Every entry below should be repeated exactly; the pictures should not.

--- START ---

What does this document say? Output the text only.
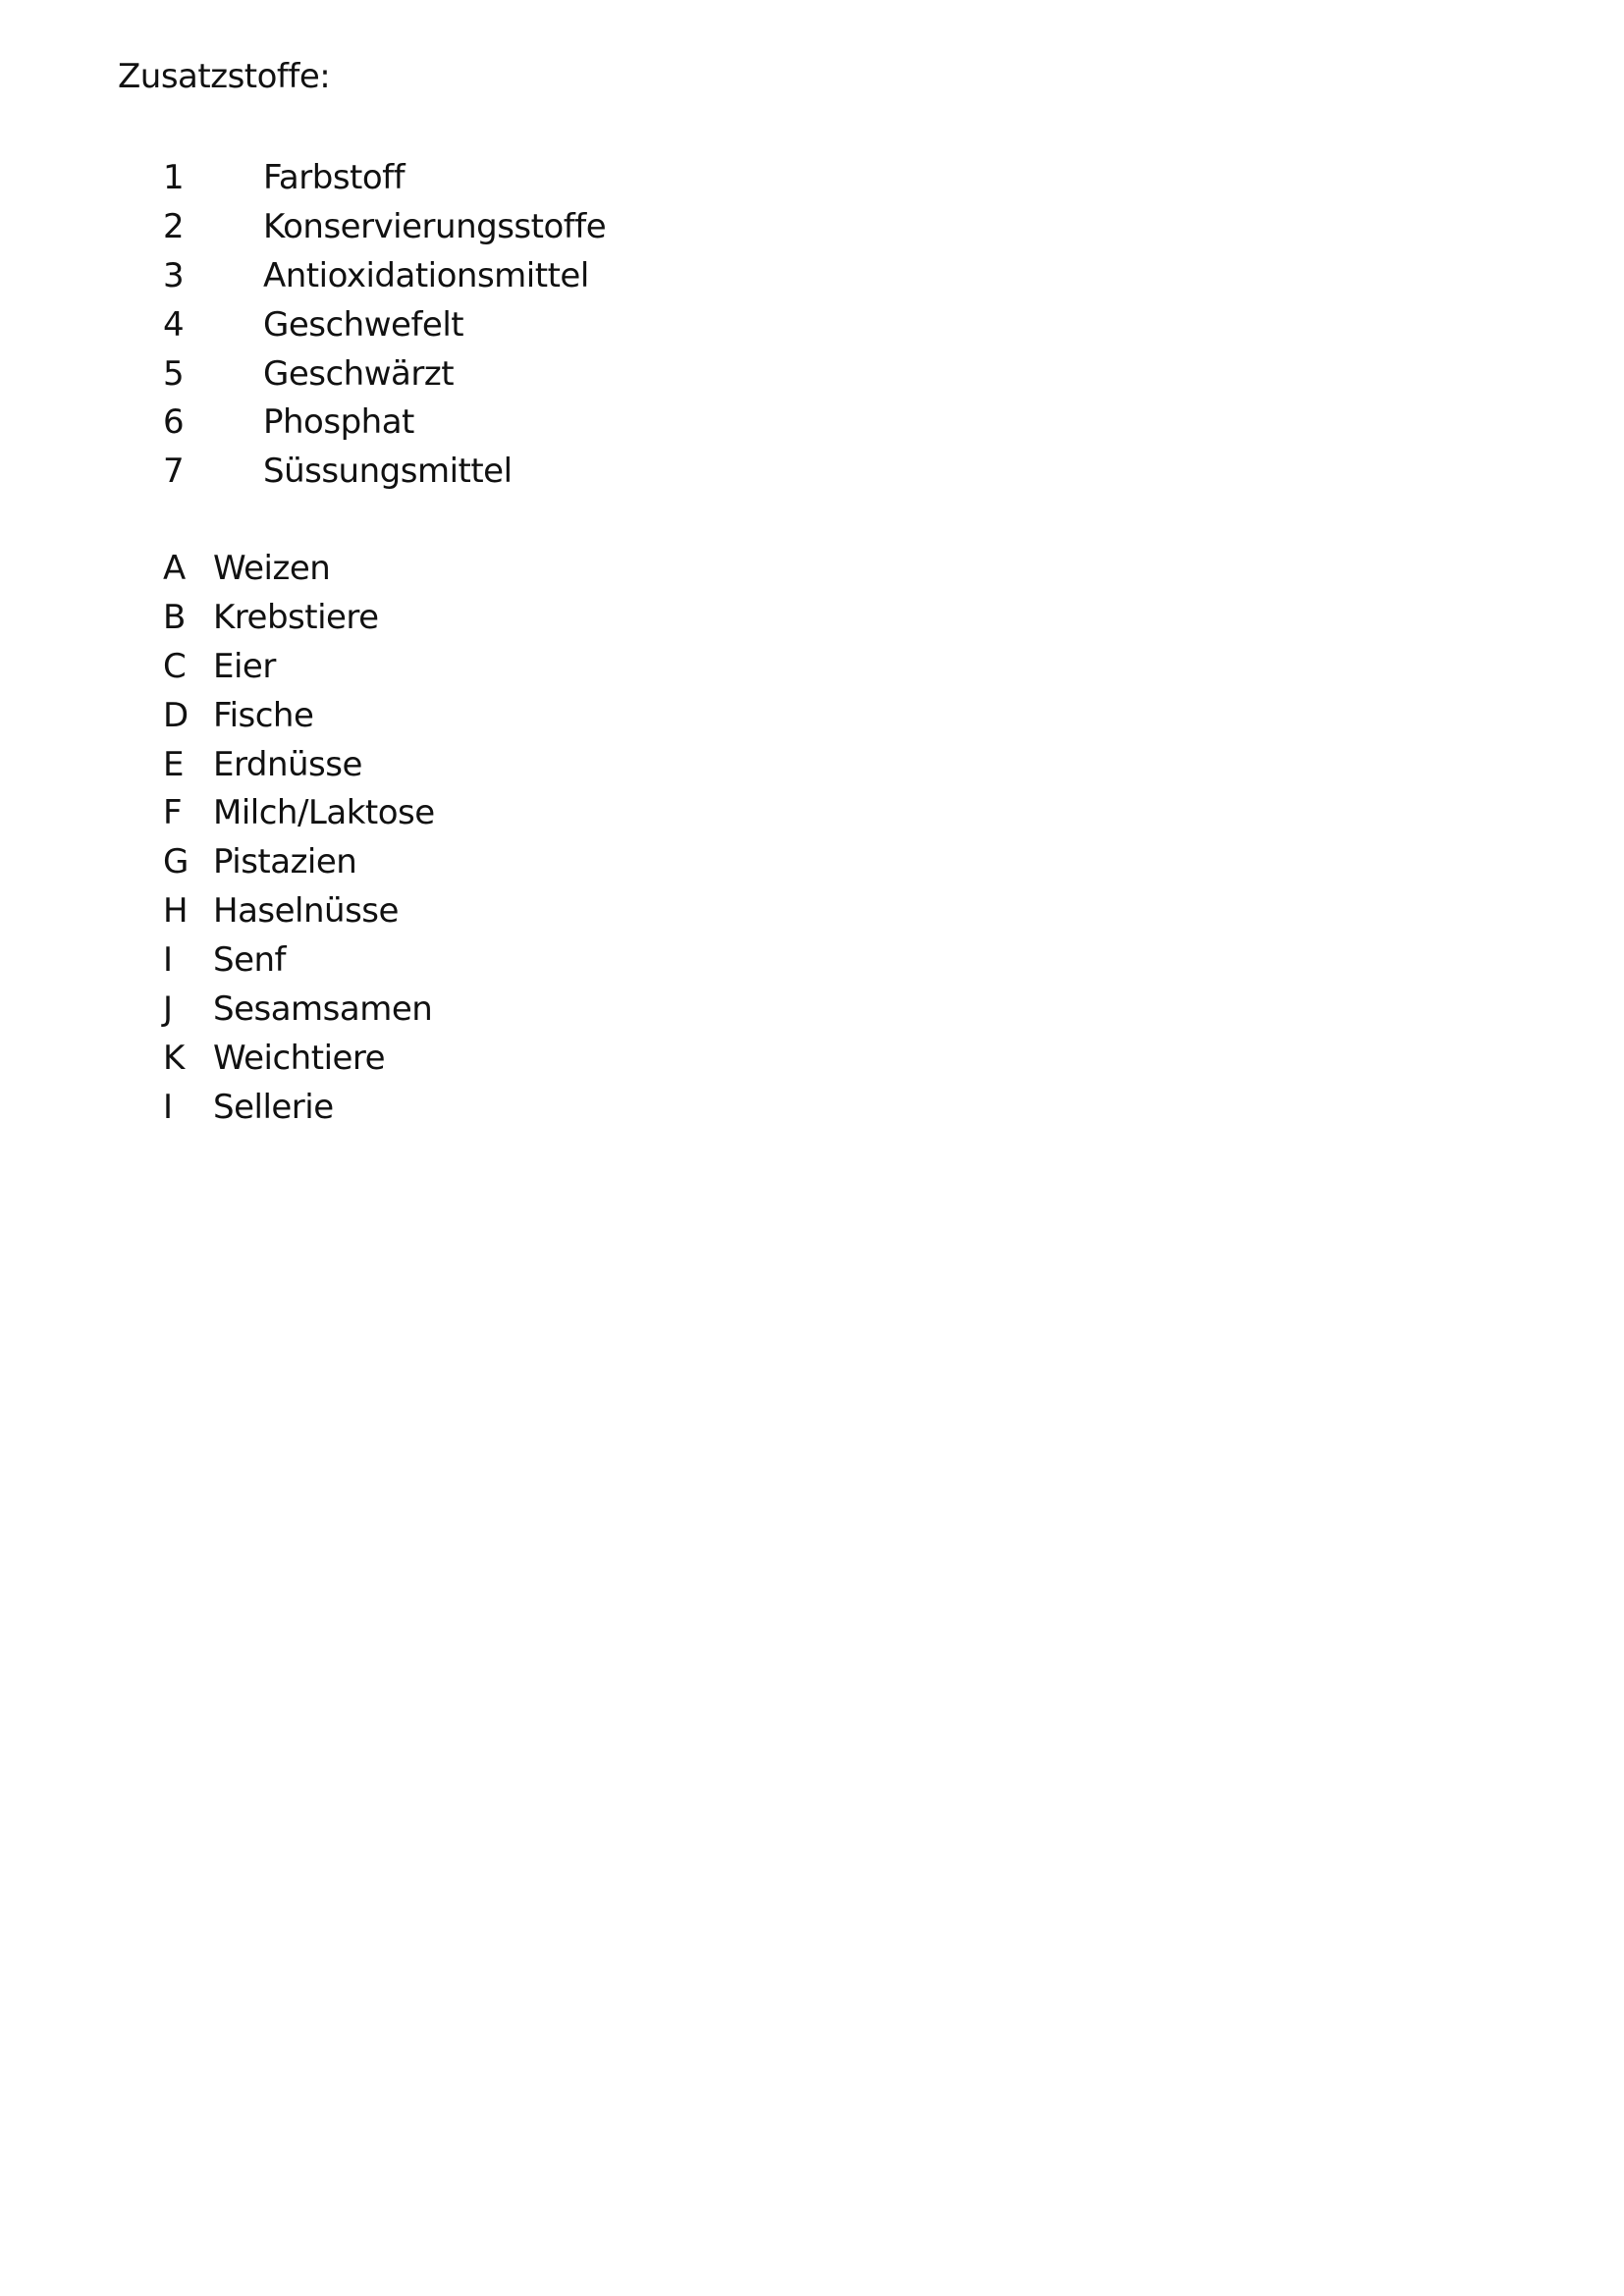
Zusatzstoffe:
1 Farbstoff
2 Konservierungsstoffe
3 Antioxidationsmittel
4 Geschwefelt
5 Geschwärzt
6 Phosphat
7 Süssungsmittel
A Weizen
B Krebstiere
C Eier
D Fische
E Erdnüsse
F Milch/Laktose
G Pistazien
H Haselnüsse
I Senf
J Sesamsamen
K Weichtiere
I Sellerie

--- END ---

Exercise response |
What does this document say? Output the text only.
Zusatzstoffe:
1 Farbstoff
2 Konservierungsstoffe
3 Antioxidationsmittel
4 Geschwefelt
5 Geschwärzt
6 Phosphat
7 Süssungsmittel
A Weizen
B Krebstiere
C Eier
D Fische
E Erdnüsse
F Milch/Laktose
G Pistazien
H Haselnüsse
I Senf
J Sesamsamen
K Weichtiere
I Sellerie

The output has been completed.